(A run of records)
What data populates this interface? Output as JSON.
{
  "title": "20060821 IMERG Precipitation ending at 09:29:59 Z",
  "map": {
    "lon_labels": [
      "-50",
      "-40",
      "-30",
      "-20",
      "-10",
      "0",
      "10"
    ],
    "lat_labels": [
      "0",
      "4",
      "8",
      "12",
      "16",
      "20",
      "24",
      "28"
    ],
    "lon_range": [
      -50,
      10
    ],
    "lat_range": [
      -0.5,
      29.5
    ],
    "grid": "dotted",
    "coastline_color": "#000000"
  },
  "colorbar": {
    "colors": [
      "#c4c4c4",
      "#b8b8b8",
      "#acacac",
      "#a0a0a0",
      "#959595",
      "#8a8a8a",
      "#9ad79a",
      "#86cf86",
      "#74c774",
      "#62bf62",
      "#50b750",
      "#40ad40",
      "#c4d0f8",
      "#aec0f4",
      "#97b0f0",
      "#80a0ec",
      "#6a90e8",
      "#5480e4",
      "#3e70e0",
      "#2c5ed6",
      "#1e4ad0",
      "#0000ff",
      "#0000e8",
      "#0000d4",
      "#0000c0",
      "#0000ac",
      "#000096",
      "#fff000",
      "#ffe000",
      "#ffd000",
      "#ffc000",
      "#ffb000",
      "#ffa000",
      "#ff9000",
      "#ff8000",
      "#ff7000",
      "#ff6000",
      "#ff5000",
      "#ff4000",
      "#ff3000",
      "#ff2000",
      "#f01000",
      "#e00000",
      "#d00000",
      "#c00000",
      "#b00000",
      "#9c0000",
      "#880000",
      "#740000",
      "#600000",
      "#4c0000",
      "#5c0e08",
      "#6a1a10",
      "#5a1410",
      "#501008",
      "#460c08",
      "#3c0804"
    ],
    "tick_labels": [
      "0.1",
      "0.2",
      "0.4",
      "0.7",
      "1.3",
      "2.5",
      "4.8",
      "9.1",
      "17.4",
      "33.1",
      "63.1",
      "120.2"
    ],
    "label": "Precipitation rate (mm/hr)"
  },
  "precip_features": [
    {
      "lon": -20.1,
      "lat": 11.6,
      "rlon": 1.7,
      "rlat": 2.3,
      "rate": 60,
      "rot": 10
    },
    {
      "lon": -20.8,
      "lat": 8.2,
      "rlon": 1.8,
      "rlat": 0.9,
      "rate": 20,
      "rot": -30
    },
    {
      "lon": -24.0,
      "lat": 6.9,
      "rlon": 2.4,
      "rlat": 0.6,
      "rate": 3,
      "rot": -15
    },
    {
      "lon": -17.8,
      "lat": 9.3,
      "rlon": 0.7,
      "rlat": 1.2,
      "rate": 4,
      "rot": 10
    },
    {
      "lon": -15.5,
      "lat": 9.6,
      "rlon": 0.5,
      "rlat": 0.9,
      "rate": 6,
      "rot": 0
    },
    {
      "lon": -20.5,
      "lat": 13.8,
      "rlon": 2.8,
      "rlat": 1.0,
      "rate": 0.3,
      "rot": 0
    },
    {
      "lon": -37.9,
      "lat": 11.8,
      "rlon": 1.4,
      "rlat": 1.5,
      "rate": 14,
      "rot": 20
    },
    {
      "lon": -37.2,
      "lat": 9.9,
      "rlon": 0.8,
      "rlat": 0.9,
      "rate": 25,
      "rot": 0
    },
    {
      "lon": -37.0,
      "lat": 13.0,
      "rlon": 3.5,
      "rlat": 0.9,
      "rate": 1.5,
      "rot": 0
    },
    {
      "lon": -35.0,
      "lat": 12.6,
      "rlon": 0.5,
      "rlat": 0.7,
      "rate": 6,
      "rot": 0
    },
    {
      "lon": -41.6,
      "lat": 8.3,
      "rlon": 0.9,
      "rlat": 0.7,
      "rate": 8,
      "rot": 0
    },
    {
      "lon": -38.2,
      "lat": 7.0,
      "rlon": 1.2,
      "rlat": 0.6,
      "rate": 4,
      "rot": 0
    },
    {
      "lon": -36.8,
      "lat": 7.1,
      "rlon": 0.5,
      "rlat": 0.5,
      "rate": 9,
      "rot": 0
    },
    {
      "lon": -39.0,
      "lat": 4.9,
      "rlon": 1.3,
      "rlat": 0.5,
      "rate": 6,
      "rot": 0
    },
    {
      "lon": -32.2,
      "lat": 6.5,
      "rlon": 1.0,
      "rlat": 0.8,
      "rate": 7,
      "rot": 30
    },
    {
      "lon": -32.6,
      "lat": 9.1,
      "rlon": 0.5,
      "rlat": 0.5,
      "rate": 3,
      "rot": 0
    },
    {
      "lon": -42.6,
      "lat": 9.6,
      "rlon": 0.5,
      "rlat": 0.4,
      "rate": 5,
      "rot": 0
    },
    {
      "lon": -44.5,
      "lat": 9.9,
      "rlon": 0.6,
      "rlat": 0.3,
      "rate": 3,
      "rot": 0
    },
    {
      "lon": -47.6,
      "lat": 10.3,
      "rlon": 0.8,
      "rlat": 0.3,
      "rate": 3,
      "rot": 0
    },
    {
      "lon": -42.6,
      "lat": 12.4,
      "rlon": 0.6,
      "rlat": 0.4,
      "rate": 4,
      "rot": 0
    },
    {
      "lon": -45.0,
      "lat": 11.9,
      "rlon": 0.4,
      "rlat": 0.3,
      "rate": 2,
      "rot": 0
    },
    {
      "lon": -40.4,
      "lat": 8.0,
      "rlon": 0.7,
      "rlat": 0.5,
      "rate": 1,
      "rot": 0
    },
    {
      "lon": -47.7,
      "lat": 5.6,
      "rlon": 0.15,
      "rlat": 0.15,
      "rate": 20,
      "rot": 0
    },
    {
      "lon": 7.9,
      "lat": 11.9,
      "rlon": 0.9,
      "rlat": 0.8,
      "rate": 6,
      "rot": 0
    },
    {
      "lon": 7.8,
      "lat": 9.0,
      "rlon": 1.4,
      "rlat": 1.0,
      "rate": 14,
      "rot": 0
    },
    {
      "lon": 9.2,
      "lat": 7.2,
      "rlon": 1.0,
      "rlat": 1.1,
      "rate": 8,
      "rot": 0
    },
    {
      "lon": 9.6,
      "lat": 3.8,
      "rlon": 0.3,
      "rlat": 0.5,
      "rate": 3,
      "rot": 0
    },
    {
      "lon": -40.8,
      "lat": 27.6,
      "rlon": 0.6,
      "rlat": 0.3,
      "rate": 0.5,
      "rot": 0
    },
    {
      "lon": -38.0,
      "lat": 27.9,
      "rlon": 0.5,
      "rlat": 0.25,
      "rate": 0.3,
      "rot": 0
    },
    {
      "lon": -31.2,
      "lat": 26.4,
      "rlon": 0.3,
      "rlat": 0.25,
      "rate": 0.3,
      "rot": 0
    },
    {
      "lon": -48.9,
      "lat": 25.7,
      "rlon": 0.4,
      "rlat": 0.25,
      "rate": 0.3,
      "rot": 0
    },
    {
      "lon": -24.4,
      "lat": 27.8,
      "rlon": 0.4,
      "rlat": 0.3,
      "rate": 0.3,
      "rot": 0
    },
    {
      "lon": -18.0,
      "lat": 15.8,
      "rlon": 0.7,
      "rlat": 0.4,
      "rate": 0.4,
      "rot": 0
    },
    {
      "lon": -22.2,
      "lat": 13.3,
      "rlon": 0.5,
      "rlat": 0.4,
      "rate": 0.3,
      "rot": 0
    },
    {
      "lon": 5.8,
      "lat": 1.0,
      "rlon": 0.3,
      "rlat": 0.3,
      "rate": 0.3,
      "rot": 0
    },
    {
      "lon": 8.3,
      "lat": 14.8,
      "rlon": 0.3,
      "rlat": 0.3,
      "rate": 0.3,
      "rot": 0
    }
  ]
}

- [Task details] Repeat the records above exactly as they appear.

- [Written answer]
What data populates this interface? Output as JSON.
{
  "title": "20060821 IMERG Precipitation ending at 09:29:59 Z",
  "map": {
    "lon_labels": [
      "-50",
      "-40",
      "-30",
      "-20",
      "-10",
      "0",
      "10"
    ],
    "lat_labels": [
      "0",
      "4",
      "8",
      "12",
      "16",
      "20",
      "24",
      "28"
    ],
    "lon_range": [
      -50,
      10
    ],
    "lat_range": [
      -0.5,
      29.5
    ],
    "grid": "dotted",
    "coastline_color": "#000000"
  },
  "colorbar": {
    "colors": [
      "#c4c4c4",
      "#b8b8b8",
      "#acacac",
      "#a0a0a0",
      "#959595",
      "#8a8a8a",
      "#9ad79a",
      "#86cf86",
      "#74c774",
      "#62bf62",
      "#50b750",
      "#40ad40",
      "#c4d0f8",
      "#aec0f4",
      "#97b0f0",
      "#80a0ec",
      "#6a90e8",
      "#5480e4",
      "#3e70e0",
      "#2c5ed6",
      "#1e4ad0",
      "#0000ff",
      "#0000e8",
      "#0000d4",
      "#0000c0",
      "#0000ac",
      "#000096",
      "#fff000",
      "#ffe000",
      "#ffd000",
      "#ffc000",
      "#ffb000",
      "#ffa000",
      "#ff9000",
      "#ff8000",
      "#ff7000",
      "#ff6000",
      "#ff5000",
      "#ff4000",
      "#ff3000",
      "#ff2000",
      "#f01000",
      "#e00000",
      "#d00000",
      "#c00000",
      "#b00000",
      "#9c0000",
      "#880000",
      "#740000",
      "#600000",
      "#4c0000",
      "#5c0e08",
      "#6a1a10",
      "#5a1410",
      "#501008",
      "#460c08",
      "#3c0804"
    ],
    "tick_labels": [
      "0.1",
      "0.2",
      "0.4",
      "0.7",
      "1.3",
      "2.5",
      "4.8",
      "9.1",
      "17.4",
      "33.1",
      "63.1",
      "120.2"
    ],
    "label": "Precipitation rate (mm/hr)"
  },
  "precip_features": [
    {
      "lon": -20.1,
      "lat": 11.6,
      "rlon": 1.7,
      "rlat": 2.3,
      "rate": 60,
      "rot": 10
    },
    {
      "lon": -20.8,
      "lat": 8.2,
      "rlon": 1.8,
      "rlat": 0.9,
      "rate": 20,
      "rot": -30
    },
    {
      "lon": -24.0,
      "lat": 6.9,
      "rlon": 2.4,
      "rlat": 0.6,
      "rate": 3,
      "rot": -15
    },
    {
      "lon": -17.8,
      "lat": 9.3,
      "rlon": 0.7,
      "rlat": 1.2,
      "rate": 4,
      "rot": 10
    },
    {
      "lon": -15.5,
      "lat": 9.6,
      "rlon": 0.5,
      "rlat": 0.9,
      "rate": 6,
      "rot": 0
    },
    {
      "lon": -20.5,
      "lat": 13.8,
      "rlon": 2.8,
      "rlat": 1.0,
      "rate": 0.3,
      "rot": 0
    },
    {
      "lon": -37.9,
      "lat": 11.8,
      "rlon": 1.4,
      "rlat": 1.5,
      "rate": 14,
      "rot": 20
    },
    {
      "lon": -37.2,
      "lat": 9.9,
      "rlon": 0.8,
      "rlat": 0.9,
      "rate": 25,
      "rot": 0
    },
    {
      "lon": -37.0,
      "lat": 13.0,
      "rlon": 3.5,
      "rlat": 0.9,
      "rate": 1.5,
      "rot": 0
    },
    {
      "lon": -35.0,
      "lat": 12.6,
      "rlon": 0.5,
      "rlat": 0.7,
      "rate": 6,
      "rot": 0
    },
    {
      "lon": -41.6,
      "lat": 8.3,
      "rlon": 0.9,
      "rlat": 0.7,
      "rate": 8,
      "rot": 0
    },
    {
      "lon": -38.2,
      "lat": 7.0,
      "rlon": 1.2,
      "rlat": 0.6,
      "rate": 4,
      "rot": 0
    },
    {
      "lon": -36.8,
      "lat": 7.1,
      "rlon": 0.5,
      "rlat": 0.5,
      "rate": 9,
      "rot": 0
    },
    {
      "lon": -39.0,
      "lat": 4.9,
      "rlon": 1.3,
      "rlat": 0.5,
      "rate": 6,
      "rot": 0
    },
    {
      "lon": -32.2,
      "lat": 6.5,
      "rlon": 1.0,
      "rlat": 0.8,
      "rate": 7,
      "rot": 30
    },
    {
      "lon": -32.6,
      "lat": 9.1,
      "rlon": 0.5,
      "rlat": 0.5,
      "rate": 3,
      "rot": 0
    },
    {
      "lon": -42.6,
      "lat": 9.6,
      "rlon": 0.5,
      "rlat": 0.4,
      "rate": 5,
      "rot": 0
    },
    {
      "lon": -44.5,
      "lat": 9.9,
      "rlon": 0.6,
      "rlat": 0.3,
      "rate": 3,
      "rot": 0
    },
    {
      "lon": -47.6,
      "lat": 10.3,
      "rlon": 0.8,
      "rlat": 0.3,
      "rate": 3,
      "rot": 0
    },
    {
      "lon": -42.6,
      "lat": 12.4,
      "rlon": 0.6,
      "rlat": 0.4,
      "rate": 4,
      "rot": 0
    },
    {
      "lon": -45.0,
      "lat": 11.9,
      "rlon": 0.4,
      "rlat": 0.3,
      "rate": 2,
      "rot": 0
    },
    {
      "lon": -40.4,
      "lat": 8.0,
      "rlon": 0.7,
      "rlat": 0.5,
      "rate": 1,
      "rot": 0
    },
    {
      "lon": -47.7,
      "lat": 5.6,
      "rlon": 0.15,
      "rlat": 0.15,
      "rate": 20,
      "rot": 0
    },
    {
      "lon": 7.9,
      "lat": 11.9,
      "rlon": 0.9,
      "rlat": 0.8,
      "rate": 6,
      "rot": 0
    },
    {
      "lon": 7.8,
      "lat": 9.0,
      "rlon": 1.4,
      "rlat": 1.0,
      "rate": 14,
      "rot": 0
    },
    {
      "lon": 9.2,
      "lat": 7.2,
      "rlon": 1.0,
      "rlat": 1.1,
      "rate": 8,
      "rot": 0
    },
    {
      "lon": 9.6,
      "lat": 3.8,
      "rlon": 0.3,
      "rlat": 0.5,
      "rate": 3,
      "rot": 0
    },
    {
      "lon": -40.8,
      "lat": 27.6,
      "rlon": 0.6,
      "rlat": 0.3,
      "rate": 0.5,
      "rot": 0
    },
    {
      "lon": -38.0,
      "lat": 27.9,
      "rlon": 0.5,
      "rlat": 0.25,
      "rate": 0.3,
      "rot": 0
    },
    {
      "lon": -31.2,
      "lat": 26.4,
      "rlon": 0.3,
      "rlat": 0.25,
      "rate": 0.3,
      "rot": 0
    },
    {
      "lon": -48.9,
      "lat": 25.7,
      "rlon": 0.4,
      "rlat": 0.25,
      "rate": 0.3,
      "rot": 0
    },
    {
      "lon": -24.4,
      "lat": 27.8,
      "rlon": 0.4,
      "rlat": 0.3,
      "rate": 0.3,
      "rot": 0
    },
    {
      "lon": -18.0,
      "lat": 15.8,
      "rlon": 0.7,
      "rlat": 0.4,
      "rate": 0.4,
      "rot": 0
    },
    {
      "lon": -22.2,
      "lat": 13.3,
      "rlon": 0.5,
      "rlat": 0.4,
      "rate": 0.3,
      "rot": 0
    },
    {
      "lon": 5.8,
      "lat": 1.0,
      "rlon": 0.3,
      "rlat": 0.3,
      "rate": 0.3,
      "rot": 0
    },
    {
      "lon": 8.3,
      "lat": 14.8,
      "rlon": 0.3,
      "rlat": 0.3,
      "rate": 0.3,
      "rot": 0
    }
  ]
}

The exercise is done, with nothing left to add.